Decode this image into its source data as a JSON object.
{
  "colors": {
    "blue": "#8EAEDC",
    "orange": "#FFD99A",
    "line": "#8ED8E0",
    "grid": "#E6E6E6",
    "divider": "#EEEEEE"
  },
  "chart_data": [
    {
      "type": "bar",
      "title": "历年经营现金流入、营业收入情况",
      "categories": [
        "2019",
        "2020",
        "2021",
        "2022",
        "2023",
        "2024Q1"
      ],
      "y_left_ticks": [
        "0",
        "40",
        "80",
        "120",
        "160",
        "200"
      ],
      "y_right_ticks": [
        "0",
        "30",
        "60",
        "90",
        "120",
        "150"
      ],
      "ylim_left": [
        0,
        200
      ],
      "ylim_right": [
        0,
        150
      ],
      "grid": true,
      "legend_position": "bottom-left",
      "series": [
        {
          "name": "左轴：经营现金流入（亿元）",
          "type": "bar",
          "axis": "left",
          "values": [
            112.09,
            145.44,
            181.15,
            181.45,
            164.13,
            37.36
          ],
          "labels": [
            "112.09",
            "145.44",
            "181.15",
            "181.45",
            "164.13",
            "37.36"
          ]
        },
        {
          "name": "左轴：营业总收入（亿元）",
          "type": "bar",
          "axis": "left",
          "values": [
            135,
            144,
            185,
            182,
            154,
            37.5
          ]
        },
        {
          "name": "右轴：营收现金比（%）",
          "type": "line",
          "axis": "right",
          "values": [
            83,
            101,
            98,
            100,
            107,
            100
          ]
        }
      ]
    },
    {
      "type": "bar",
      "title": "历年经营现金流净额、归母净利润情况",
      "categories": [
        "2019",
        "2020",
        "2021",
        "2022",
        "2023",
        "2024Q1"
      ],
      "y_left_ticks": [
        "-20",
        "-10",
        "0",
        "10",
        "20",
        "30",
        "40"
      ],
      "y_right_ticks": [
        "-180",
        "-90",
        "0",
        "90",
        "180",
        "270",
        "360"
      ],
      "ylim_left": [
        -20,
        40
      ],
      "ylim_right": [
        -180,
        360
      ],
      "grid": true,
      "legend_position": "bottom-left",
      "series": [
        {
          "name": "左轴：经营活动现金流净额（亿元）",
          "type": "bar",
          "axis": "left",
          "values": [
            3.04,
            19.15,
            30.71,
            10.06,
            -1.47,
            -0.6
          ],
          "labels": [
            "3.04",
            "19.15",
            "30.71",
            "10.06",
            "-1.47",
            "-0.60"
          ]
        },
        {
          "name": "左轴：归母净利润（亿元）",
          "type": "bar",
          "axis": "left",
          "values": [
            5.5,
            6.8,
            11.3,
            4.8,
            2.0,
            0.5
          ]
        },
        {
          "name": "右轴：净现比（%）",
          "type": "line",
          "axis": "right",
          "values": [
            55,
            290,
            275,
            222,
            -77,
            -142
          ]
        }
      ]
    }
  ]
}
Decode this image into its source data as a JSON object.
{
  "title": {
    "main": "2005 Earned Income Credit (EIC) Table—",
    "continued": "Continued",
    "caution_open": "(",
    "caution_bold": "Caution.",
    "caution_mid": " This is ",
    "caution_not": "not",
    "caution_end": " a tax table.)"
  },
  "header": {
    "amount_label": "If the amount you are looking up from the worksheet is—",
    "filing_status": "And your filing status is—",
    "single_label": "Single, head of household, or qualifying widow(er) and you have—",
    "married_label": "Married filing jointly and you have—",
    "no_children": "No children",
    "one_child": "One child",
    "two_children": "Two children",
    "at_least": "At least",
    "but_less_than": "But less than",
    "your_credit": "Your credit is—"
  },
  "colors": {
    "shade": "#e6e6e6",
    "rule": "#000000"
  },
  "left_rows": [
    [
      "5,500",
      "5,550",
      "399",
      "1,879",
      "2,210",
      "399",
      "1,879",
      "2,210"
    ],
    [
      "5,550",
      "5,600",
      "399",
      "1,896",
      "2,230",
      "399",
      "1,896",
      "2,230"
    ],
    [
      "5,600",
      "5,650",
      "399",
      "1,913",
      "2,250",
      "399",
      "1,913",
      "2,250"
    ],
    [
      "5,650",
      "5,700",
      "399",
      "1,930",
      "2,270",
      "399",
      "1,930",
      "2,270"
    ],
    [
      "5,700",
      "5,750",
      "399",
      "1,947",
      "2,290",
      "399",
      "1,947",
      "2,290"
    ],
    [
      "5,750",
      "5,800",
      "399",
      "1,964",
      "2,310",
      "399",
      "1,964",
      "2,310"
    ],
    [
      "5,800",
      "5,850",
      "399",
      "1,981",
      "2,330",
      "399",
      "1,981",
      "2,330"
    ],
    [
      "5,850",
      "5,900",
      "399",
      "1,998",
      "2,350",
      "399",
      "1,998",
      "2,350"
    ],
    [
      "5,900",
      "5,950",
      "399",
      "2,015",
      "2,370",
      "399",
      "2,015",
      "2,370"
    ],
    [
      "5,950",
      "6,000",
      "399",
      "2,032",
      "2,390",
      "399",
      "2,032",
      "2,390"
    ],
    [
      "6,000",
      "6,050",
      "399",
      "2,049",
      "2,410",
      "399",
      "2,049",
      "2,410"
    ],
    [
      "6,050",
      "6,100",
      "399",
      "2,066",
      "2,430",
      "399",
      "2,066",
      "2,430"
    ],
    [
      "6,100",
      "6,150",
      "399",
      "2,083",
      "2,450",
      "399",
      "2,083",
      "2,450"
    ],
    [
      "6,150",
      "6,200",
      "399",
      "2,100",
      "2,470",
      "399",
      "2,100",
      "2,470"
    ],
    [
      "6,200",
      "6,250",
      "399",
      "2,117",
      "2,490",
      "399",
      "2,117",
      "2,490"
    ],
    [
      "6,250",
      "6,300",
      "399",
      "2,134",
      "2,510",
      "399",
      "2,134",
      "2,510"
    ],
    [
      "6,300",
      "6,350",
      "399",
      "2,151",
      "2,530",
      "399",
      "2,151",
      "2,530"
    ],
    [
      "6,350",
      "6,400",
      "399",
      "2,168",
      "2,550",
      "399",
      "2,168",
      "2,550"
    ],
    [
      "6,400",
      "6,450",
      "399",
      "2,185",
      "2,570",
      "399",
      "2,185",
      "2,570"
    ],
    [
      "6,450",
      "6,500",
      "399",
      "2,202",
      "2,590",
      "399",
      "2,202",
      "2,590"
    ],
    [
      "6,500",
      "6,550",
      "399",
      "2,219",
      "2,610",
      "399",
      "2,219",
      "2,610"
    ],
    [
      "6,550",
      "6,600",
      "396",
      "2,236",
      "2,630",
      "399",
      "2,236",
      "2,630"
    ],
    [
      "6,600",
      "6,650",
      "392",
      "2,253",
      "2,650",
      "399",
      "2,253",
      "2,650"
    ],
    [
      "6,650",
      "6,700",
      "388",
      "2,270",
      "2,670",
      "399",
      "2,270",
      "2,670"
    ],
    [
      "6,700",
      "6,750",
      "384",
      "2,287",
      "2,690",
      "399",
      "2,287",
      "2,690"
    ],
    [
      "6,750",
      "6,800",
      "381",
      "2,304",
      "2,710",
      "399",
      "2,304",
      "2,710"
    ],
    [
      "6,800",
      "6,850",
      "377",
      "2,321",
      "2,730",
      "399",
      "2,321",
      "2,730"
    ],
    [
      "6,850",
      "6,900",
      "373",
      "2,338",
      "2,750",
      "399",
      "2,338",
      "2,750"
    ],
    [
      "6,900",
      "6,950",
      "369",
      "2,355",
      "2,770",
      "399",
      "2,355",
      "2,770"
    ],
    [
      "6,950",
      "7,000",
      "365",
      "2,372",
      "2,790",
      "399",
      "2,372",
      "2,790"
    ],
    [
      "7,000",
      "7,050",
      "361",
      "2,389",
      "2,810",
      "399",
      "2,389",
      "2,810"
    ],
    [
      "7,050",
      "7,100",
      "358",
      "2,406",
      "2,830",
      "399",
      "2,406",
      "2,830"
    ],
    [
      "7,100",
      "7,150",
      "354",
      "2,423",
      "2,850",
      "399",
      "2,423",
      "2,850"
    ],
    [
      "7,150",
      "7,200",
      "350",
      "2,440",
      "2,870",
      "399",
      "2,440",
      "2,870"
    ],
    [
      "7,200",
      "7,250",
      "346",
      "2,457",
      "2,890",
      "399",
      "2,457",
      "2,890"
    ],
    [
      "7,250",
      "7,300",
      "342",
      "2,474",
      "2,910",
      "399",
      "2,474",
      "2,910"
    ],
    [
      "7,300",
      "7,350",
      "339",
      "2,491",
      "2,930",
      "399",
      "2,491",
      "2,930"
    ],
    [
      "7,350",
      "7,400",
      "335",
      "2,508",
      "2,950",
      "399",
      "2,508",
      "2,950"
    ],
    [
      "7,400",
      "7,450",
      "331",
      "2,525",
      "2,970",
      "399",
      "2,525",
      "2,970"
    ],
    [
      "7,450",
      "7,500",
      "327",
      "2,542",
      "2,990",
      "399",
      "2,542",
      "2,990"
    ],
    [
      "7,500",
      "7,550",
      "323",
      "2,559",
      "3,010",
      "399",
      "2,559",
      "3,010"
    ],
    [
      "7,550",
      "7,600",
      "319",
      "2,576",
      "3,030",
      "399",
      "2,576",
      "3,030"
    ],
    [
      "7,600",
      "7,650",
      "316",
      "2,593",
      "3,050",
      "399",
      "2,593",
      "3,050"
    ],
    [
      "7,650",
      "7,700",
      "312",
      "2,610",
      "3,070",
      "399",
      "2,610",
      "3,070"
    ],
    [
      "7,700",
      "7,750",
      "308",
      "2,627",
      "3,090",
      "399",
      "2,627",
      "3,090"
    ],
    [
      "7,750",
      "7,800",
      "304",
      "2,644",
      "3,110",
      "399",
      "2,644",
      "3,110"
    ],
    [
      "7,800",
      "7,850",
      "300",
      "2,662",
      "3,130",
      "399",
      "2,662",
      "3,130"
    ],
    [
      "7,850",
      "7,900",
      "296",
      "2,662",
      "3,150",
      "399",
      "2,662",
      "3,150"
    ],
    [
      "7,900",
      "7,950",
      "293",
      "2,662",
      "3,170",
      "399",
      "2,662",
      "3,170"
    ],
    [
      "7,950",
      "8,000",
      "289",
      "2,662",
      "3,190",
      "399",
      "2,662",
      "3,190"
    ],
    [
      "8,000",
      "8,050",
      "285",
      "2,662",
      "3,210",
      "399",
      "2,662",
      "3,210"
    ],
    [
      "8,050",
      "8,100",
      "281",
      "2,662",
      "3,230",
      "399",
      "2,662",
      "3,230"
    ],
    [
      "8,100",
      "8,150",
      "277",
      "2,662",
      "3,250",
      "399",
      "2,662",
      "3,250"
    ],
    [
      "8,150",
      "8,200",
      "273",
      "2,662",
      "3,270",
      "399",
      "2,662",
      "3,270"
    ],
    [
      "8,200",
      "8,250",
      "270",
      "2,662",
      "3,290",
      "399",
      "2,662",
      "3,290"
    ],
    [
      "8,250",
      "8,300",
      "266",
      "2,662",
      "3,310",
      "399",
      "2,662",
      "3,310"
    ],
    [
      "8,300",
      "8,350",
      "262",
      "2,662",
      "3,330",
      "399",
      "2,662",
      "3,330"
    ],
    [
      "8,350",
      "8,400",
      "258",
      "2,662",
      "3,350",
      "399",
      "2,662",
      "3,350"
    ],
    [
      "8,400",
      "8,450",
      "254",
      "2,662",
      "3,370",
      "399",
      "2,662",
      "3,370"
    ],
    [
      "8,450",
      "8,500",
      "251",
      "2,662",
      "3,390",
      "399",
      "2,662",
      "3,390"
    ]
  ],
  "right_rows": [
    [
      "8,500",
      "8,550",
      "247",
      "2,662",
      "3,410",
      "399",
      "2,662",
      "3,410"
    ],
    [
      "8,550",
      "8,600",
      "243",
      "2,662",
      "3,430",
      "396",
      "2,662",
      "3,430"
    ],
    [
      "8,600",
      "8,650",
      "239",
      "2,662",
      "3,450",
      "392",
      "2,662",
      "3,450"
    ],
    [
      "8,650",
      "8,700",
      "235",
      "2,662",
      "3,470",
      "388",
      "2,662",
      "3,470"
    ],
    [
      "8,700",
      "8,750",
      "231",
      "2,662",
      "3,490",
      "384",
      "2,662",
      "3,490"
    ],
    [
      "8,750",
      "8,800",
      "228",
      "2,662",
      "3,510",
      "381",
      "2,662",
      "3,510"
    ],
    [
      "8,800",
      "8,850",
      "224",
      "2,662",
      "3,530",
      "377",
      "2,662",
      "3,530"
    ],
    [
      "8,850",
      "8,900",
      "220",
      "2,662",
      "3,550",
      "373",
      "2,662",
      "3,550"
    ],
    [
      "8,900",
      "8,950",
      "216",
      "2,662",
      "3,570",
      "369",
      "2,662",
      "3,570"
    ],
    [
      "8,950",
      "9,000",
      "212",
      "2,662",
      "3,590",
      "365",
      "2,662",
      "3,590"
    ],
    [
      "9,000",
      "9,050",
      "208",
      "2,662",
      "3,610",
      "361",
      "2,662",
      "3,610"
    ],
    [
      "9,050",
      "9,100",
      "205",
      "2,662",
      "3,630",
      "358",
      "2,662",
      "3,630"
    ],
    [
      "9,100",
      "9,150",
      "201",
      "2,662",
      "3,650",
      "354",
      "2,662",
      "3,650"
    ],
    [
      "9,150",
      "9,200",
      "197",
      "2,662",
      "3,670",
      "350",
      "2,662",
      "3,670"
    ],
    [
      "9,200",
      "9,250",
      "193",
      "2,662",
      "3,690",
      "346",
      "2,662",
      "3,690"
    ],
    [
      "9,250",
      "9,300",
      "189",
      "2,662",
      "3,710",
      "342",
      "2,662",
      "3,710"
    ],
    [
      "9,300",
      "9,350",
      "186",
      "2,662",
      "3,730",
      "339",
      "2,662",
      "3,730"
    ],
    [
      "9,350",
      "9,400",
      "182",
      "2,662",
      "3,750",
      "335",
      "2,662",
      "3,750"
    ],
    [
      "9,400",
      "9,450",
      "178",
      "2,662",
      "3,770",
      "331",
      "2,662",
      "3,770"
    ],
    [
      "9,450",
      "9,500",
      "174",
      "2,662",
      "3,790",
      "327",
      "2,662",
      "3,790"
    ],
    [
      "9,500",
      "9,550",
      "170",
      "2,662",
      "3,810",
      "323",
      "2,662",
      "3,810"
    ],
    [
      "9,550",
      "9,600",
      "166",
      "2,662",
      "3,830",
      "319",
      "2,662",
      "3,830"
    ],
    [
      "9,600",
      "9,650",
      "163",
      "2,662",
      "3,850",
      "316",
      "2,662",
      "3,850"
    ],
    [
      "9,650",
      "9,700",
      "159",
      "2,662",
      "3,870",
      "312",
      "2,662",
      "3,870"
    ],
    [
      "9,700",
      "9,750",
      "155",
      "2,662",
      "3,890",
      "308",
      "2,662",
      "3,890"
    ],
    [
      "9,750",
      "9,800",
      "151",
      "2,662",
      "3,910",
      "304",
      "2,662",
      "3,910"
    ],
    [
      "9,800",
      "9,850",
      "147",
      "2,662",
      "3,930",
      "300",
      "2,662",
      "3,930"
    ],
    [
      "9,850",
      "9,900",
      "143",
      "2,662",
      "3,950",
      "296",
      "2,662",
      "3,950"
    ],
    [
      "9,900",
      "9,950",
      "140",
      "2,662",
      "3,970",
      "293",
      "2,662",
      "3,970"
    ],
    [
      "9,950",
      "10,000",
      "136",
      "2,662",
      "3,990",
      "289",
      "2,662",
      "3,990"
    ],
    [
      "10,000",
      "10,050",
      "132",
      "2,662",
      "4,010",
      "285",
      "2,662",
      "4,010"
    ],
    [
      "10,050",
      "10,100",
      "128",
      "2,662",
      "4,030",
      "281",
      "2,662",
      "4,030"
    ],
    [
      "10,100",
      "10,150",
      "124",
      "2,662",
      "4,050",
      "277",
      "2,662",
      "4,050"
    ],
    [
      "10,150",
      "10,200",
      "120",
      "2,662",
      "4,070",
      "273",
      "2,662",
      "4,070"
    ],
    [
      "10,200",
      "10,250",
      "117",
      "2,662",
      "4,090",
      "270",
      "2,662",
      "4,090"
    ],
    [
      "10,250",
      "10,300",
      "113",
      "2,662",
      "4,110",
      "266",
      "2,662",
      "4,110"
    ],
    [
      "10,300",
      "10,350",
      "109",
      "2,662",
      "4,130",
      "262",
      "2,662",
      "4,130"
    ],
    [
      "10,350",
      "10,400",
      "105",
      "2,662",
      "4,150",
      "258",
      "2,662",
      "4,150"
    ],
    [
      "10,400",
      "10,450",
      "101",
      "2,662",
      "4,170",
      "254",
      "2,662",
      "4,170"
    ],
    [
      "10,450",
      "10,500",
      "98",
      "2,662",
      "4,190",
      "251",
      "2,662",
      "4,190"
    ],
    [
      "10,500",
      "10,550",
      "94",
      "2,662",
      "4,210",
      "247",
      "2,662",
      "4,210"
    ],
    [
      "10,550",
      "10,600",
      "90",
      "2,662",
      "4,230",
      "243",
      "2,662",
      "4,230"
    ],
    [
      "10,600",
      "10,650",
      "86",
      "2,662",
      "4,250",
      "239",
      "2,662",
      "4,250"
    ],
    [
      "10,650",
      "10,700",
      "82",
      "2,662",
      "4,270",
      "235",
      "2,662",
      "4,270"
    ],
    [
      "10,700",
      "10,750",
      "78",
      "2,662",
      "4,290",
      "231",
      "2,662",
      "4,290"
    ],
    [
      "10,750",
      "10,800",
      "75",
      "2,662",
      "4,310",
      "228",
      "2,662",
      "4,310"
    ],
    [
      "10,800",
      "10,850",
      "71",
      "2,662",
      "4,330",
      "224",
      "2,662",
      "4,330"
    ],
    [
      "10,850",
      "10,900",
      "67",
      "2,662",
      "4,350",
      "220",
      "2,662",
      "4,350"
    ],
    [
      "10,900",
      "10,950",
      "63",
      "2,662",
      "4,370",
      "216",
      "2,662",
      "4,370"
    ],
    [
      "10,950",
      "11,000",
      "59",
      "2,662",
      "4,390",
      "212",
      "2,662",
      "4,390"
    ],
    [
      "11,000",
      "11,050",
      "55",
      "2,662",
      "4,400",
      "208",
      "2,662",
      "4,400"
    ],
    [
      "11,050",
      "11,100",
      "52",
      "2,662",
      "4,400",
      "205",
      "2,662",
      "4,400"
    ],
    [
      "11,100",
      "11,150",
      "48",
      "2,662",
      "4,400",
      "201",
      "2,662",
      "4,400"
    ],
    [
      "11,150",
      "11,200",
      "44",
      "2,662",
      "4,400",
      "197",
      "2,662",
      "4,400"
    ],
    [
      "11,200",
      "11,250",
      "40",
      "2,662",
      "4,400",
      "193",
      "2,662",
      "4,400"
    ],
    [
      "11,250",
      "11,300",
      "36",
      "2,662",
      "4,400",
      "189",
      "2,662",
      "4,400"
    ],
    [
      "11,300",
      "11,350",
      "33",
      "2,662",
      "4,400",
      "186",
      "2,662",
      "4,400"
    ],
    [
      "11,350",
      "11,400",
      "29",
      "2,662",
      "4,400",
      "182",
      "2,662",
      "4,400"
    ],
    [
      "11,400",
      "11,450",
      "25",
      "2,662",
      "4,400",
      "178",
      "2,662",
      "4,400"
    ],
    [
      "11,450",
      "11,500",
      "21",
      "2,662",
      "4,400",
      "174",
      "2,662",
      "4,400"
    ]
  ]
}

* * *

• _Job_
Reply with one number: the count of lines in the entries that include the word "have".

• _Task result_
2